** What to work on **
Lines holding the string "value" are the ones to copy; find them all in the data.

##############################

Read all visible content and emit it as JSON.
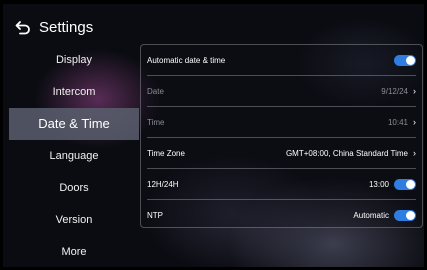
{
  "header": {
    "title": "Settings",
    "back_icon": "back-arrow-icon"
  },
  "sidebar": {
    "items": [
      {
        "label": "Display"
      },
      {
        "label": "Intercom"
      },
      {
        "label": "Date & Time",
        "active": true
      },
      {
        "label": "Language"
      },
      {
        "label": "Doors"
      },
      {
        "label": "Version"
      },
      {
        "label": "More"
      }
    ]
  },
  "settings": {
    "automatic_date_time": {
      "label": "Automatic date & time",
      "enabled": true
    },
    "date": {
      "label": "Date",
      "value": "9/12/24"
    },
    "time": {
      "label": "Time",
      "value": "10:41"
    },
    "time_zone": {
      "label": "Time Zone",
      "value": "GMT+08:00, China Standard Time"
    },
    "hour_format": {
      "label": "12H/24H",
      "value": "13:00",
      "enabled": true
    },
    "ntp": {
      "label": "NTP",
      "value": "Automatic",
      "enabled": true
    }
  },
  "colors": {
    "accent": "#2e7de0",
    "active_nav_bg": "#5a5f6e"
  }
}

##############################

** Solution to the exercise **
      "value": "9/12/24"
      "value": "10:41"
      "value": "GMT+08:00, China Standard Time"
      "value": "13:00",
      "value": "Automatic",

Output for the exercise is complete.